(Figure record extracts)
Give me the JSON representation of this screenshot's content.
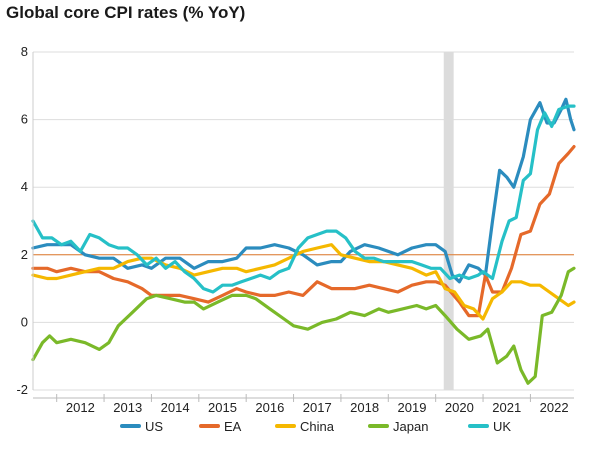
{
  "chart_data": {
    "type": "line",
    "title": "Global core CPI rates (% YoY)",
    "xlabel": "",
    "ylabel": "",
    "ylim": [
      -2,
      8
    ],
    "xlim": [
      2011.5,
      2022.92
    ],
    "y_ticks": [
      -2,
      0,
      2,
      4,
      6,
      8
    ],
    "x_tick_labels": [
      "2012",
      "2013",
      "2014",
      "2015",
      "2016",
      "2017",
      "2018",
      "2019",
      "2020",
      "2021",
      "2022"
    ],
    "reference_line": {
      "y": 2,
      "color": "#e07a2e"
    },
    "shaded_period": {
      "start": 2020.17,
      "end": 2020.38,
      "color": "#dcdcdc"
    },
    "legend_position": "bottom",
    "series": [
      {
        "name": "US",
        "color": "#2b8cbe",
        "points": [
          [
            2011.5,
            2.2
          ],
          [
            2011.8,
            2.3
          ],
          [
            2012.0,
            2.3
          ],
          [
            2012.3,
            2.3
          ],
          [
            2012.6,
            2.0
          ],
          [
            2012.9,
            1.9
          ],
          [
            2013.2,
            1.9
          ],
          [
            2013.5,
            1.6
          ],
          [
            2013.8,
            1.7
          ],
          [
            2014.0,
            1.6
          ],
          [
            2014.3,
            1.9
          ],
          [
            2014.6,
            1.9
          ],
          [
            2014.9,
            1.6
          ],
          [
            2015.2,
            1.8
          ],
          [
            2015.5,
            1.8
          ],
          [
            2015.8,
            1.9
          ],
          [
            2016.0,
            2.2
          ],
          [
            2016.3,
            2.2
          ],
          [
            2016.6,
            2.3
          ],
          [
            2016.9,
            2.2
          ],
          [
            2017.2,
            2.0
          ],
          [
            2017.5,
            1.7
          ],
          [
            2017.8,
            1.8
          ],
          [
            2018.0,
            1.8
          ],
          [
            2018.2,
            2.1
          ],
          [
            2018.5,
            2.3
          ],
          [
            2018.8,
            2.2
          ],
          [
            2019.0,
            2.1
          ],
          [
            2019.2,
            2.0
          ],
          [
            2019.5,
            2.2
          ],
          [
            2019.8,
            2.3
          ],
          [
            2020.0,
            2.3
          ],
          [
            2020.2,
            2.1
          ],
          [
            2020.35,
            1.4
          ],
          [
            2020.5,
            1.2
          ],
          [
            2020.7,
            1.7
          ],
          [
            2020.9,
            1.6
          ],
          [
            2021.05,
            1.4
          ],
          [
            2021.2,
            3.0
          ],
          [
            2021.35,
            4.5
          ],
          [
            2021.5,
            4.3
          ],
          [
            2021.65,
            4.0
          ],
          [
            2021.85,
            4.9
          ],
          [
            2022.0,
            6.0
          ],
          [
            2022.2,
            6.5
          ],
          [
            2022.35,
            5.9
          ],
          [
            2022.5,
            5.9
          ],
          [
            2022.65,
            6.3
          ],
          [
            2022.75,
            6.6
          ],
          [
            2022.85,
            6.0
          ],
          [
            2022.92,
            5.7
          ]
        ]
      },
      {
        "name": "EA",
        "color": "#e5692a",
        "points": [
          [
            2011.5,
            1.6
          ],
          [
            2011.8,
            1.6
          ],
          [
            2012.0,
            1.5
          ],
          [
            2012.3,
            1.6
          ],
          [
            2012.6,
            1.5
          ],
          [
            2012.9,
            1.5
          ],
          [
            2013.2,
            1.3
          ],
          [
            2013.5,
            1.2
          ],
          [
            2013.8,
            1.0
          ],
          [
            2014.0,
            0.8
          ],
          [
            2014.3,
            0.8
          ],
          [
            2014.6,
            0.8
          ],
          [
            2014.9,
            0.7
          ],
          [
            2015.2,
            0.6
          ],
          [
            2015.5,
            0.8
          ],
          [
            2015.8,
            1.0
          ],
          [
            2016.0,
            0.9
          ],
          [
            2016.3,
            0.8
          ],
          [
            2016.6,
            0.8
          ],
          [
            2016.9,
            0.9
          ],
          [
            2017.2,
            0.8
          ],
          [
            2017.5,
            1.2
          ],
          [
            2017.8,
            1.0
          ],
          [
            2018.0,
            1.0
          ],
          [
            2018.3,
            1.0
          ],
          [
            2018.6,
            1.1
          ],
          [
            2018.9,
            1.0
          ],
          [
            2019.2,
            0.9
          ],
          [
            2019.5,
            1.1
          ],
          [
            2019.8,
            1.2
          ],
          [
            2020.0,
            1.2
          ],
          [
            2020.2,
            1.1
          ],
          [
            2020.5,
            0.6
          ],
          [
            2020.7,
            0.2
          ],
          [
            2020.9,
            0.2
          ],
          [
            2021.05,
            1.4
          ],
          [
            2021.2,
            0.9
          ],
          [
            2021.4,
            0.9
          ],
          [
            2021.6,
            1.6
          ],
          [
            2021.8,
            2.6
          ],
          [
            2022.0,
            2.7
          ],
          [
            2022.2,
            3.5
          ],
          [
            2022.4,
            3.8
          ],
          [
            2022.6,
            4.7
          ],
          [
            2022.8,
            5.0
          ],
          [
            2022.92,
            5.2
          ]
        ]
      },
      {
        "name": "China",
        "color": "#f5b800",
        "points": [
          [
            2011.5,
            1.4
          ],
          [
            2011.8,
            1.3
          ],
          [
            2012.0,
            1.3
          ],
          [
            2012.3,
            1.4
          ],
          [
            2012.6,
            1.5
          ],
          [
            2012.9,
            1.6
          ],
          [
            2013.2,
            1.6
          ],
          [
            2013.5,
            1.8
          ],
          [
            2013.8,
            1.9
          ],
          [
            2014.0,
            1.9
          ],
          [
            2014.3,
            1.7
          ],
          [
            2014.6,
            1.6
          ],
          [
            2014.9,
            1.4
          ],
          [
            2015.2,
            1.5
          ],
          [
            2015.5,
            1.6
          ],
          [
            2015.8,
            1.6
          ],
          [
            2016.0,
            1.5
          ],
          [
            2016.3,
            1.6
          ],
          [
            2016.6,
            1.7
          ],
          [
            2016.9,
            1.9
          ],
          [
            2017.2,
            2.1
          ],
          [
            2017.5,
            2.2
          ],
          [
            2017.8,
            2.3
          ],
          [
            2018.0,
            2.0
          ],
          [
            2018.3,
            1.9
          ],
          [
            2018.6,
            1.8
          ],
          [
            2018.9,
            1.8
          ],
          [
            2019.2,
            1.7
          ],
          [
            2019.5,
            1.6
          ],
          [
            2019.8,
            1.4
          ],
          [
            2020.0,
            1.5
          ],
          [
            2020.2,
            1.0
          ],
          [
            2020.4,
            0.9
          ],
          [
            2020.6,
            0.5
          ],
          [
            2020.8,
            0.4
          ],
          [
            2021.0,
            0.1
          ],
          [
            2021.2,
            0.7
          ],
          [
            2021.4,
            0.9
          ],
          [
            2021.6,
            1.2
          ],
          [
            2021.8,
            1.2
          ],
          [
            2022.0,
            1.1
          ],
          [
            2022.2,
            1.1
          ],
          [
            2022.4,
            0.9
          ],
          [
            2022.6,
            0.7
          ],
          [
            2022.8,
            0.5
          ],
          [
            2022.92,
            0.6
          ]
        ]
      },
      {
        "name": "Japan",
        "color": "#7ab929",
        "points": [
          [
            2011.5,
            -1.1
          ],
          [
            2011.7,
            -0.6
          ],
          [
            2011.85,
            -0.4
          ],
          [
            2012.0,
            -0.6
          ],
          [
            2012.3,
            -0.5
          ],
          [
            2012.6,
            -0.6
          ],
          [
            2012.9,
            -0.8
          ],
          [
            2013.1,
            -0.6
          ],
          [
            2013.3,
            -0.1
          ],
          [
            2013.6,
            0.3
          ],
          [
            2013.9,
            0.7
          ],
          [
            2014.1,
            0.8
          ],
          [
            2014.4,
            0.7
          ],
          [
            2014.7,
            0.6
          ],
          [
            2014.9,
            0.6
          ],
          [
            2015.1,
            0.4
          ],
          [
            2015.4,
            0.6
          ],
          [
            2015.7,
            0.8
          ],
          [
            2016.0,
            0.8
          ],
          [
            2016.2,
            0.7
          ],
          [
            2016.5,
            0.4
          ],
          [
            2016.8,
            0.1
          ],
          [
            2017.0,
            -0.1
          ],
          [
            2017.3,
            -0.2
          ],
          [
            2017.6,
            0.0
          ],
          [
            2017.9,
            0.1
          ],
          [
            2018.2,
            0.3
          ],
          [
            2018.5,
            0.2
          ],
          [
            2018.8,
            0.4
          ],
          [
            2019.0,
            0.3
          ],
          [
            2019.3,
            0.4
          ],
          [
            2019.6,
            0.5
          ],
          [
            2019.8,
            0.4
          ],
          [
            2020.0,
            0.5
          ],
          [
            2020.2,
            0.2
          ],
          [
            2020.45,
            -0.2
          ],
          [
            2020.7,
            -0.5
          ],
          [
            2020.95,
            -0.4
          ],
          [
            2021.1,
            -0.2
          ],
          [
            2021.3,
            -1.2
          ],
          [
            2021.5,
            -1.0
          ],
          [
            2021.65,
            -0.7
          ],
          [
            2021.8,
            -1.4
          ],
          [
            2021.95,
            -1.8
          ],
          [
            2022.1,
            -1.6
          ],
          [
            2022.25,
            0.2
          ],
          [
            2022.45,
            0.3
          ],
          [
            2022.65,
            0.8
          ],
          [
            2022.8,
            1.5
          ],
          [
            2022.92,
            1.6
          ]
        ]
      },
      {
        "name": "UK",
        "color": "#26c0c7",
        "points": [
          [
            2011.5,
            3.0
          ],
          [
            2011.7,
            2.5
          ],
          [
            2011.9,
            2.5
          ],
          [
            2012.1,
            2.3
          ],
          [
            2012.3,
            2.4
          ],
          [
            2012.5,
            2.1
          ],
          [
            2012.7,
            2.6
          ],
          [
            2012.9,
            2.5
          ],
          [
            2013.1,
            2.3
          ],
          [
            2013.3,
            2.2
          ],
          [
            2013.5,
            2.2
          ],
          [
            2013.7,
            2.0
          ],
          [
            2013.9,
            1.7
          ],
          [
            2014.1,
            1.9
          ],
          [
            2014.3,
            1.6
          ],
          [
            2014.5,
            1.8
          ],
          [
            2014.7,
            1.5
          ],
          [
            2014.9,
            1.3
          ],
          [
            2015.1,
            1.0
          ],
          [
            2015.3,
            0.9
          ],
          [
            2015.5,
            1.1
          ],
          [
            2015.7,
            1.1
          ],
          [
            2015.9,
            1.2
          ],
          [
            2016.1,
            1.3
          ],
          [
            2016.3,
            1.4
          ],
          [
            2016.5,
            1.3
          ],
          [
            2016.7,
            1.5
          ],
          [
            2016.9,
            1.6
          ],
          [
            2017.1,
            2.2
          ],
          [
            2017.3,
            2.5
          ],
          [
            2017.5,
            2.6
          ],
          [
            2017.7,
            2.7
          ],
          [
            2017.9,
            2.7
          ],
          [
            2018.1,
            2.5
          ],
          [
            2018.3,
            2.1
          ],
          [
            2018.5,
            1.9
          ],
          [
            2018.7,
            1.9
          ],
          [
            2018.9,
            1.8
          ],
          [
            2019.1,
            1.8
          ],
          [
            2019.3,
            1.8
          ],
          [
            2019.5,
            1.8
          ],
          [
            2019.7,
            1.7
          ],
          [
            2019.9,
            1.6
          ],
          [
            2020.1,
            1.6
          ],
          [
            2020.3,
            1.3
          ],
          [
            2020.5,
            1.4
          ],
          [
            2020.7,
            1.3
          ],
          [
            2020.9,
            1.4
          ],
          [
            2021.0,
            1.5
          ],
          [
            2021.2,
            1.3
          ],
          [
            2021.4,
            2.4
          ],
          [
            2021.55,
            3.0
          ],
          [
            2021.7,
            3.1
          ],
          [
            2021.85,
            4.2
          ],
          [
            2022.0,
            4.4
          ],
          [
            2022.15,
            5.7
          ],
          [
            2022.3,
            6.2
          ],
          [
            2022.45,
            5.8
          ],
          [
            2022.6,
            6.3
          ],
          [
            2022.8,
            6.4
          ],
          [
            2022.92,
            6.4
          ]
        ]
      }
    ]
  }
}
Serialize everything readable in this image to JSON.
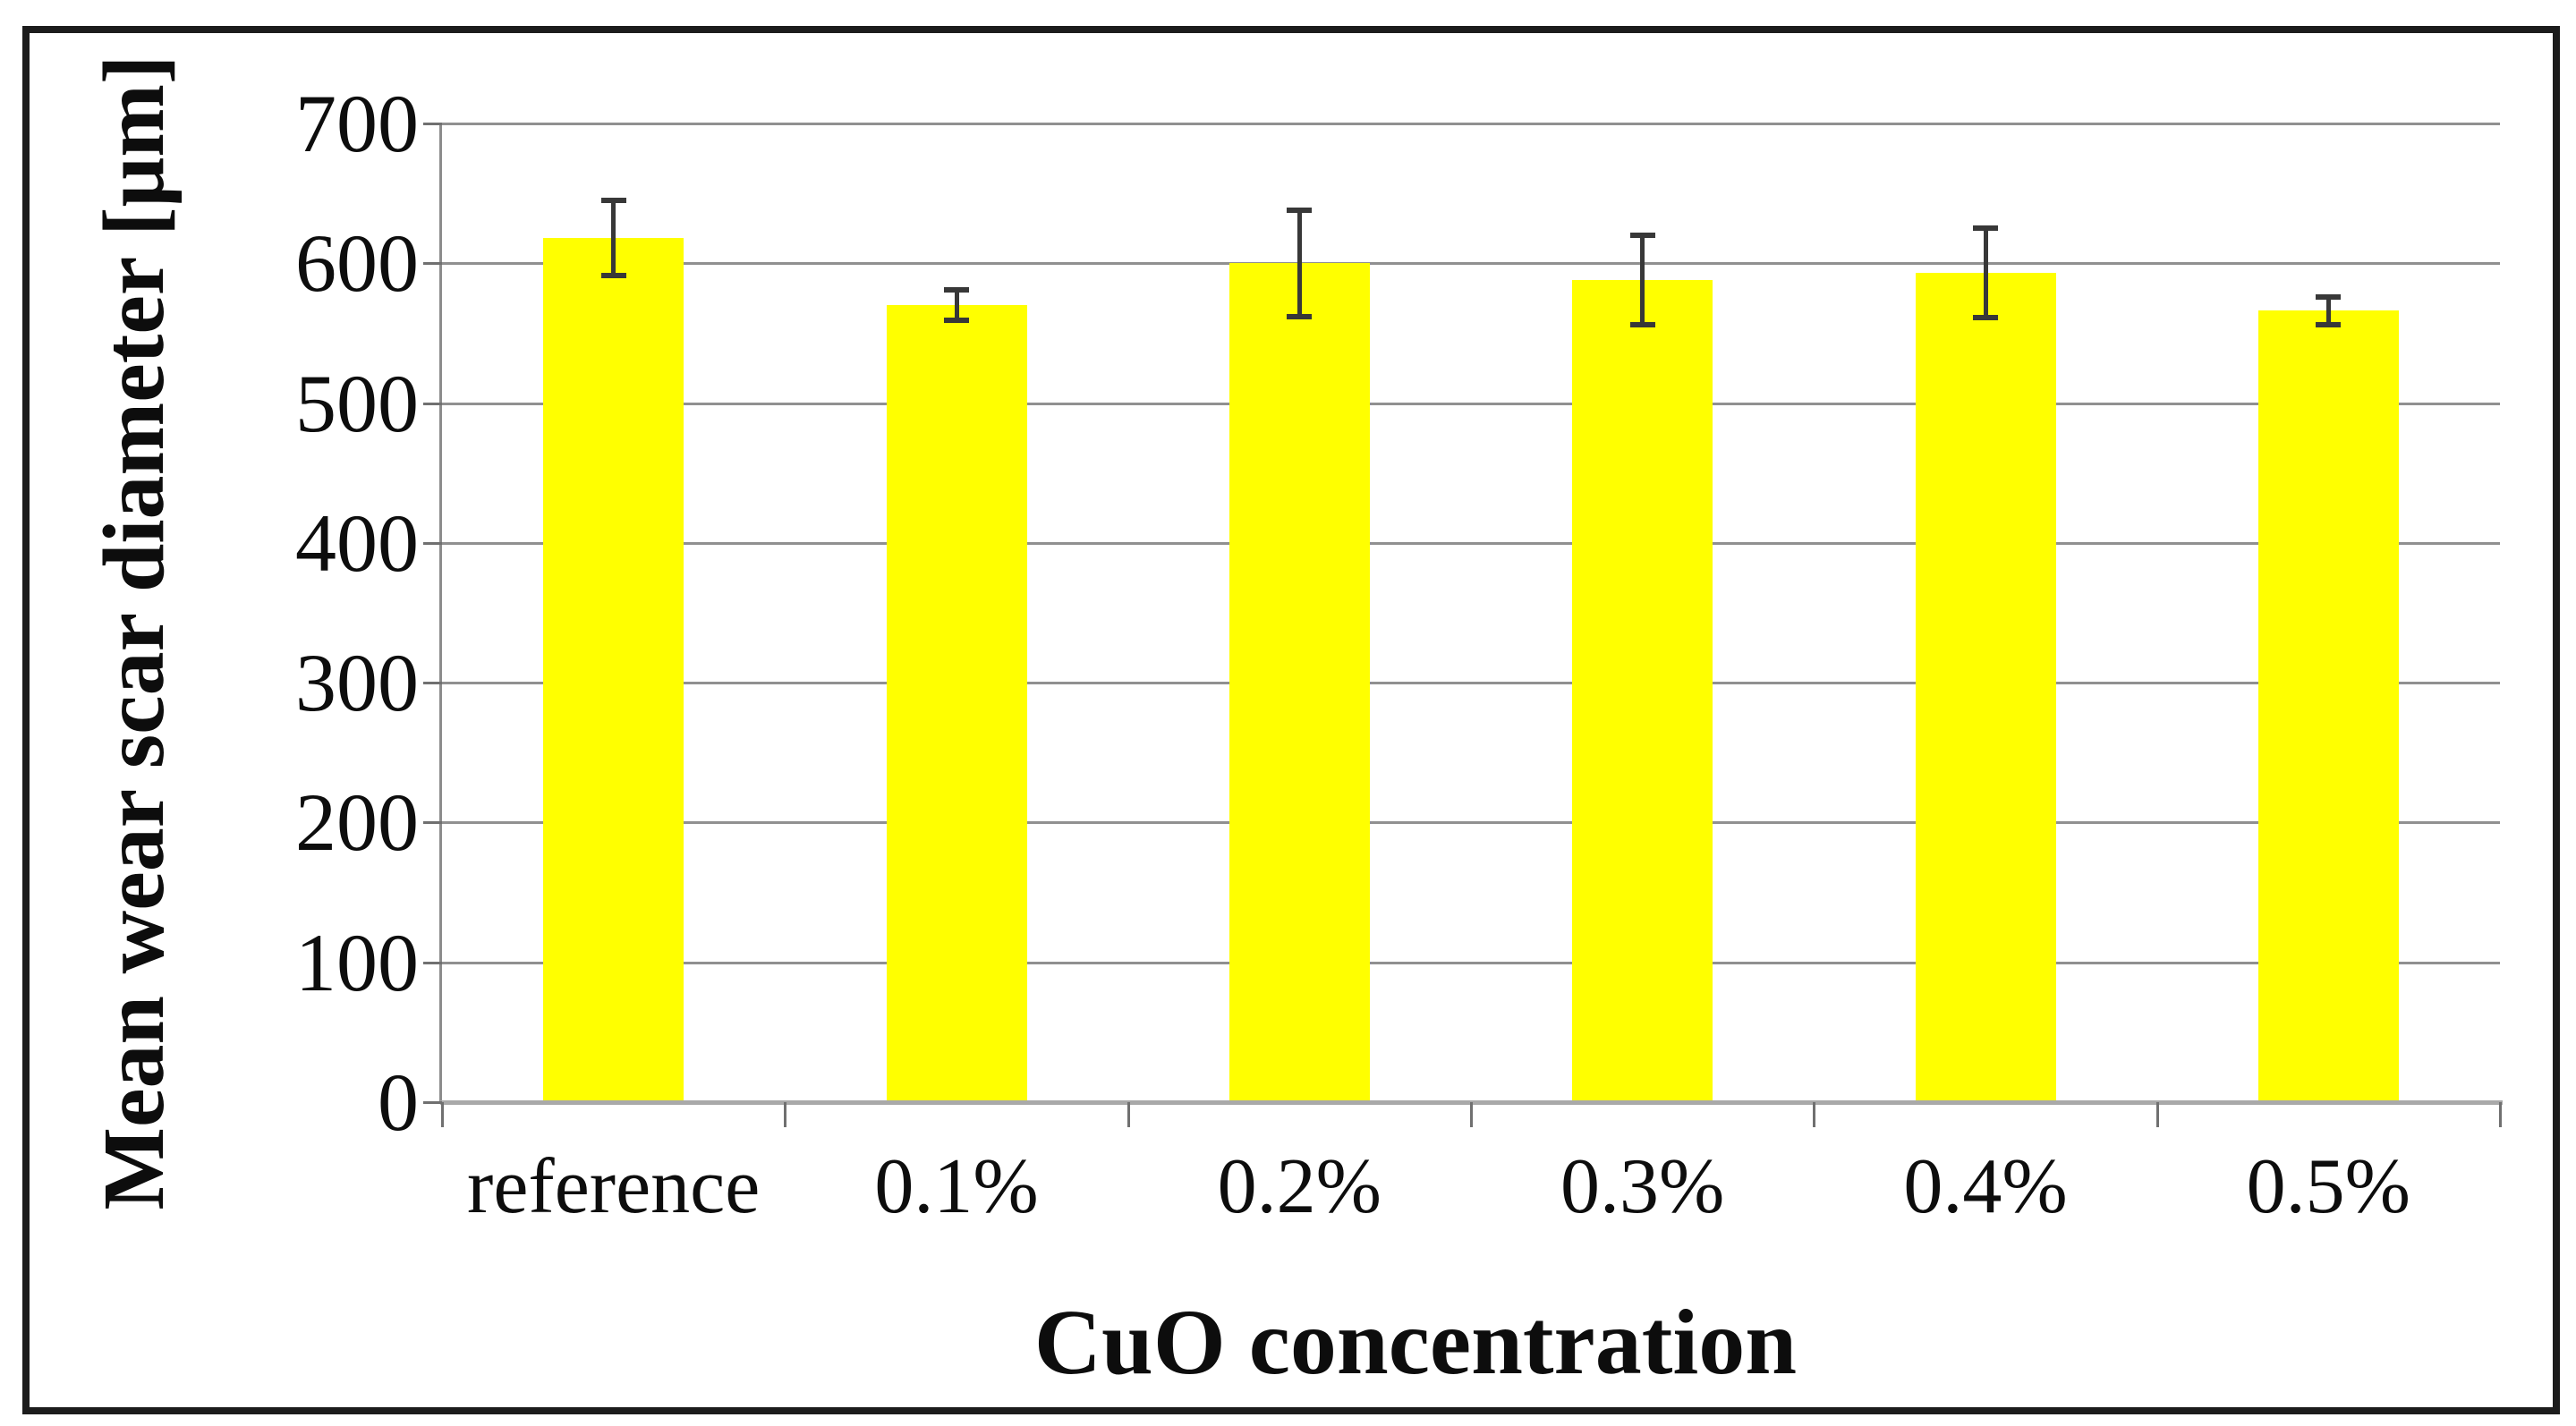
{
  "chart_data": {
    "type": "bar",
    "title": "",
    "xlabel": "CuO concentration",
    "ylabel": "Mean wear scar diameter [μm]",
    "categories": [
      "reference",
      "0.1%",
      "0.2%",
      "0.3%",
      "0.4%",
      "0.5%"
    ],
    "values": [
      618,
      570,
      600,
      588,
      593,
      566
    ],
    "error_bars": [
      27,
      11,
      38,
      32,
      32,
      10
    ],
    "ylim": [
      0,
      700
    ],
    "yticks": [
      0,
      100,
      200,
      300,
      400,
      500,
      600,
      700
    ],
    "grid": "horizontal-major",
    "legend": "none",
    "colors": {
      "bar": "#ffff00",
      "gridline": "#909090",
      "y_axis_line": "#8c8c8c",
      "x_axis_line": "#a9a9a9",
      "tick": "#707070",
      "error_bar": "#383838",
      "border": "#1c1c1c",
      "text": "#0d0d0d",
      "background": "#ffffff"
    }
  }
}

THE EXERCISE: The lines to repeat start at the one holding "Serialize everything readable" and run through the last line of the records above; write them out exactly, both ends included, but not the pictures.

RESULT:
Serialize everything readable in this image to JSON.
{
  "chart_data": {
    "type": "bar",
    "title": "",
    "xlabel": "CuO concentration",
    "ylabel": "Mean wear scar diameter [μm]",
    "categories": [
      "reference",
      "0.1%",
      "0.2%",
      "0.3%",
      "0.4%",
      "0.5%"
    ],
    "values": [
      618,
      570,
      600,
      588,
      593,
      566
    ],
    "error_bars": [
      27,
      11,
      38,
      32,
      32,
      10
    ],
    "ylim": [
      0,
      700
    ],
    "yticks": [
      0,
      100,
      200,
      300,
      400,
      500,
      600,
      700
    ],
    "grid": "horizontal-major",
    "legend": "none",
    "colors": {
      "bar": "#ffff00",
      "gridline": "#909090",
      "y_axis_line": "#8c8c8c",
      "x_axis_line": "#a9a9a9",
      "tick": "#707070",
      "error_bar": "#383838",
      "border": "#1c1c1c",
      "text": "#0d0d0d",
      "background": "#ffffff"
    }
  }
}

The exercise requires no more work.